— Work to be completed —
Give back all the data exactly, line by line.

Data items
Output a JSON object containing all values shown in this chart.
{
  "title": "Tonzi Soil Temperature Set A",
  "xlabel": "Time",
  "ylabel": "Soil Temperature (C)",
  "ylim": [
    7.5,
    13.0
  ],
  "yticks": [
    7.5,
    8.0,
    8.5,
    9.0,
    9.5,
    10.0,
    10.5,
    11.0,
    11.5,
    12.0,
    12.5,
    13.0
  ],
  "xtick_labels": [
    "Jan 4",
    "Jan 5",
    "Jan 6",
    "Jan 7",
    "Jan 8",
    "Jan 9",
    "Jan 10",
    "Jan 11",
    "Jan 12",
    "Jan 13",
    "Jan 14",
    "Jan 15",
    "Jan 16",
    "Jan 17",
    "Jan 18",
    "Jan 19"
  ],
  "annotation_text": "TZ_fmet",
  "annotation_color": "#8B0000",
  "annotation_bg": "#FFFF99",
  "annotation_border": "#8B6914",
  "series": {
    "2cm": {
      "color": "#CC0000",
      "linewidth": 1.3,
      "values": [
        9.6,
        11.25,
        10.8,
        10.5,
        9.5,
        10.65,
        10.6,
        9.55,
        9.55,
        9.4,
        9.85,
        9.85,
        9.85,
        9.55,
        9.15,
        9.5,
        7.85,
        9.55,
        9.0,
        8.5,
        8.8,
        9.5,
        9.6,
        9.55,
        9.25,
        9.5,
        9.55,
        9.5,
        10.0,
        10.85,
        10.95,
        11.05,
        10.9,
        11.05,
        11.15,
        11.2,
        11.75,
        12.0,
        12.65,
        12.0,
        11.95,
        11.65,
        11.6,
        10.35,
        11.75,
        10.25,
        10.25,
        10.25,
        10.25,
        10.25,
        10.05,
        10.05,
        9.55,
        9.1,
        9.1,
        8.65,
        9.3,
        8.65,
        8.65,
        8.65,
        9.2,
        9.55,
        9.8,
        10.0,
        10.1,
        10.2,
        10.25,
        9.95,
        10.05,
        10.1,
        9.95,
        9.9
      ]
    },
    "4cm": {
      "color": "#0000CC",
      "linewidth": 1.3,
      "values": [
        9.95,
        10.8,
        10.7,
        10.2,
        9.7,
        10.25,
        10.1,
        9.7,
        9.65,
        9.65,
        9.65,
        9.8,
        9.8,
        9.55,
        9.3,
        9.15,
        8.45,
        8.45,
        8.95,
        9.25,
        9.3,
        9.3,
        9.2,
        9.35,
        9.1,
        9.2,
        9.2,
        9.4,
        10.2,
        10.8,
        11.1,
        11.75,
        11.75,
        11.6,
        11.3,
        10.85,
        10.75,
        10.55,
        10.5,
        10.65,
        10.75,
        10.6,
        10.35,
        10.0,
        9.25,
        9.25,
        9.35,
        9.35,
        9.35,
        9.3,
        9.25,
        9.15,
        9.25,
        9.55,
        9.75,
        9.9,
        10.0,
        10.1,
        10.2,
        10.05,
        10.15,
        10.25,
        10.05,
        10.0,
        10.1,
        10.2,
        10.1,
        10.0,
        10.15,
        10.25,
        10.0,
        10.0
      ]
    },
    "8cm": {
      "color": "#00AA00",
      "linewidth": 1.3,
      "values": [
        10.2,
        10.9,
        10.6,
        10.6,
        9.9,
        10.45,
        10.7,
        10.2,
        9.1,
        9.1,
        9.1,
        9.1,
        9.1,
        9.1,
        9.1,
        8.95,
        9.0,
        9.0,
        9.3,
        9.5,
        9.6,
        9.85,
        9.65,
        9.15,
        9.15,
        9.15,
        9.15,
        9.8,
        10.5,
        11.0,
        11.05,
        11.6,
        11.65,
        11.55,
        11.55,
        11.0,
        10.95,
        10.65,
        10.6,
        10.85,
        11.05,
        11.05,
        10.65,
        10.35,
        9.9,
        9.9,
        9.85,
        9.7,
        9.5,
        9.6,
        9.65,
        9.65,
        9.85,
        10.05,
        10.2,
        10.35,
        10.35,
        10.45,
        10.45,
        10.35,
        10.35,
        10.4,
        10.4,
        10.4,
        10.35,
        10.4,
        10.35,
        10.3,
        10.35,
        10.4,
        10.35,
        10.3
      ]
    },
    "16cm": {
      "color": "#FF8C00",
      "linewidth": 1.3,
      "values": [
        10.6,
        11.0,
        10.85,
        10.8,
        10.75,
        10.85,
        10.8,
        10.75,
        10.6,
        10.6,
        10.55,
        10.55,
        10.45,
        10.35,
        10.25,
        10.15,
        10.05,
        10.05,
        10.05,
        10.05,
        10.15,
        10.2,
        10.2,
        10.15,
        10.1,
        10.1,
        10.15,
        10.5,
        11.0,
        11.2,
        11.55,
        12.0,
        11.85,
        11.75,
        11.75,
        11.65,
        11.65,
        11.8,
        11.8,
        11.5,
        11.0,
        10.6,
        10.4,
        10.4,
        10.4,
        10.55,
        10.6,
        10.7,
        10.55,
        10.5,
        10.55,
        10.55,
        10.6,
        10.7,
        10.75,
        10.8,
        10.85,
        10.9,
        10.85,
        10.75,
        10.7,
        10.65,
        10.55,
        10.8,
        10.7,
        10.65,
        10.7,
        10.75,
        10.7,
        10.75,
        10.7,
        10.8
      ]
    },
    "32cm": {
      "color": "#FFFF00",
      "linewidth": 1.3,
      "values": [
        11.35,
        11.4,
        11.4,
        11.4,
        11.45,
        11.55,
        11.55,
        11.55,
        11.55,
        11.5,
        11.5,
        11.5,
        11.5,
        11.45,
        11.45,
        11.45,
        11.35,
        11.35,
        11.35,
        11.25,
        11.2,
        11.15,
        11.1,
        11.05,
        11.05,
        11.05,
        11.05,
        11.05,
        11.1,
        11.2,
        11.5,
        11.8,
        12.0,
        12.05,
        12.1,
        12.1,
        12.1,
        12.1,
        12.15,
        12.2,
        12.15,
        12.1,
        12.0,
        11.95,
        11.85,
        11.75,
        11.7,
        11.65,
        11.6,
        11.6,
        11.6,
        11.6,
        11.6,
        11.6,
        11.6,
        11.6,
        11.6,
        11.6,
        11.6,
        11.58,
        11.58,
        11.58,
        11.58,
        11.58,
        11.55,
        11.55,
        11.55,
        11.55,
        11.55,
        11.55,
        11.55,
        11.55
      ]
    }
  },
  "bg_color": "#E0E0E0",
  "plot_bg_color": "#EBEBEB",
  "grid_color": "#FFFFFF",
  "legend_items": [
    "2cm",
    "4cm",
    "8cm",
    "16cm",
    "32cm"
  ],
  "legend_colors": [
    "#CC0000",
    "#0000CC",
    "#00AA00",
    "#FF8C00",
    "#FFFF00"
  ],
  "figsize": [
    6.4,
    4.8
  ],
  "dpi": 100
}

— Answer for the task —
Output a JSON object containing all values shown in this chart.
{
  "title": "Tonzi Soil Temperature Set A",
  "xlabel": "Time",
  "ylabel": "Soil Temperature (C)",
  "ylim": [
    7.5,
    13.0
  ],
  "yticks": [
    7.5,
    8.0,
    8.5,
    9.0,
    9.5,
    10.0,
    10.5,
    11.0,
    11.5,
    12.0,
    12.5,
    13.0
  ],
  "xtick_labels": [
    "Jan 4",
    "Jan 5",
    "Jan 6",
    "Jan 7",
    "Jan 8",
    "Jan 9",
    "Jan 10",
    "Jan 11",
    "Jan 12",
    "Jan 13",
    "Jan 14",
    "Jan 15",
    "Jan 16",
    "Jan 17",
    "Jan 18",
    "Jan 19"
  ],
  "annotation_text": "TZ_fmet",
  "annotation_color": "#8B0000",
  "annotation_bg": "#FFFF99",
  "annotation_border": "#8B6914",
  "series": {
    "2cm": {
      "color": "#CC0000",
      "linewidth": 1.3,
      "values": [
        9.6,
        11.25,
        10.8,
        10.5,
        9.5,
        10.65,
        10.6,
        9.55,
        9.55,
        9.4,
        9.85,
        9.85,
        9.85,
        9.55,
        9.15,
        9.5,
        7.85,
        9.55,
        9.0,
        8.5,
        8.8,
        9.5,
        9.6,
        9.55,
        9.25,
        9.5,
        9.55,
        9.5,
        10.0,
        10.85,
        10.95,
        11.05,
        10.9,
        11.05,
        11.15,
        11.2,
        11.75,
        12.0,
        12.65,
        12.0,
        11.95,
        11.65,
        11.6,
        10.35,
        11.75,
        10.25,
        10.25,
        10.25,
        10.25,
        10.25,
        10.05,
        10.05,
        9.55,
        9.1,
        9.1,
        8.65,
        9.3,
        8.65,
        8.65,
        8.65,
        9.2,
        9.55,
        9.8,
        10.0,
        10.1,
        10.2,
        10.25,
        9.95,
        10.05,
        10.1,
        9.95,
        9.9
      ]
    },
    "4cm": {
      "color": "#0000CC",
      "linewidth": 1.3,
      "values": [
        9.95,
        10.8,
        10.7,
        10.2,
        9.7,
        10.25,
        10.1,
        9.7,
        9.65,
        9.65,
        9.65,
        9.8,
        9.8,
        9.55,
        9.3,
        9.15,
        8.45,
        8.45,
        8.95,
        9.25,
        9.3,
        9.3,
        9.2,
        9.35,
        9.1,
        9.2,
        9.2,
        9.4,
        10.2,
        10.8,
        11.1,
        11.75,
        11.75,
        11.6,
        11.3,
        10.85,
        10.75,
        10.55,
        10.5,
        10.65,
        10.75,
        10.6,
        10.35,
        10.0,
        9.25,
        9.25,
        9.35,
        9.35,
        9.35,
        9.3,
        9.25,
        9.15,
        9.25,
        9.55,
        9.75,
        9.9,
        10.0,
        10.1,
        10.2,
        10.05,
        10.15,
        10.25,
        10.05,
        10.0,
        10.1,
        10.2,
        10.1,
        10.0,
        10.15,
        10.25,
        10.0,
        10.0
      ]
    },
    "8cm": {
      "color": "#00AA00",
      "linewidth": 1.3,
      "values": [
        10.2,
        10.9,
        10.6,
        10.6,
        9.9,
        10.45,
        10.7,
        10.2,
        9.1,
        9.1,
        9.1,
        9.1,
        9.1,
        9.1,
        9.1,
        8.95,
        9.0,
        9.0,
        9.3,
        9.5,
        9.6,
        9.85,
        9.65,
        9.15,
        9.15,
        9.15,
        9.15,
        9.8,
        10.5,
        11.0,
        11.05,
        11.6,
        11.65,
        11.55,
        11.55,
        11.0,
        10.95,
        10.65,
        10.6,
        10.85,
        11.05,
        11.05,
        10.65,
        10.35,
        9.9,
        9.9,
        9.85,
        9.7,
        9.5,
        9.6,
        9.65,
        9.65,
        9.85,
        10.05,
        10.2,
        10.35,
        10.35,
        10.45,
        10.45,
        10.35,
        10.35,
        10.4,
        10.4,
        10.4,
        10.35,
        10.4,
        10.35,
        10.3,
        10.35,
        10.4,
        10.35,
        10.3
      ]
    },
    "16cm": {
      "color": "#FF8C00",
      "linewidth": 1.3,
      "values": [
        10.6,
        11.0,
        10.85,
        10.8,
        10.75,
        10.85,
        10.8,
        10.75,
        10.6,
        10.6,
        10.55,
        10.55,
        10.45,
        10.35,
        10.25,
        10.15,
        10.05,
        10.05,
        10.05,
        10.05,
        10.15,
        10.2,
        10.2,
        10.15,
        10.1,
        10.1,
        10.15,
        10.5,
        11.0,
        11.2,
        11.55,
        12.0,
        11.85,
        11.75,
        11.75,
        11.65,
        11.65,
        11.8,
        11.8,
        11.5,
        11.0,
        10.6,
        10.4,
        10.4,
        10.4,
        10.55,
        10.6,
        10.7,
        10.55,
        10.5,
        10.55,
        10.55,
        10.6,
        10.7,
        10.75,
        10.8,
        10.85,
        10.9,
        10.85,
        10.75,
        10.7,
        10.65,
        10.55,
        10.8,
        10.7,
        10.65,
        10.7,
        10.75,
        10.7,
        10.75,
        10.7,
        10.8
      ]
    },
    "32cm": {
      "color": "#FFFF00",
      "linewidth": 1.3,
      "values": [
        11.35,
        11.4,
        11.4,
        11.4,
        11.45,
        11.55,
        11.55,
        11.55,
        11.55,
        11.5,
        11.5,
        11.5,
        11.5,
        11.45,
        11.45,
        11.45,
        11.35,
        11.35,
        11.35,
        11.25,
        11.2,
        11.15,
        11.1,
        11.05,
        11.05,
        11.05,
        11.05,
        11.05,
        11.1,
        11.2,
        11.5,
        11.8,
        12.0,
        12.05,
        12.1,
        12.1,
        12.1,
        12.1,
        12.15,
        12.2,
        12.15,
        12.1,
        12.0,
        11.95,
        11.85,
        11.75,
        11.7,
        11.65,
        11.6,
        11.6,
        11.6,
        11.6,
        11.6,
        11.6,
        11.6,
        11.6,
        11.6,
        11.6,
        11.6,
        11.58,
        11.58,
        11.58,
        11.58,
        11.58,
        11.55,
        11.55,
        11.55,
        11.55,
        11.55,
        11.55,
        11.55,
        11.55
      ]
    }
  },
  "bg_color": "#E0E0E0",
  "plot_bg_color": "#EBEBEB",
  "grid_color": "#FFFFFF",
  "legend_items": [
    "2cm",
    "4cm",
    "8cm",
    "16cm",
    "32cm"
  ],
  "legend_colors": [
    "#CC0000",
    "#0000CC",
    "#00AA00",
    "#FF8C00",
    "#FFFF00"
  ],
  "figsize": [
    6.4,
    4.8
  ],
  "dpi": 100
}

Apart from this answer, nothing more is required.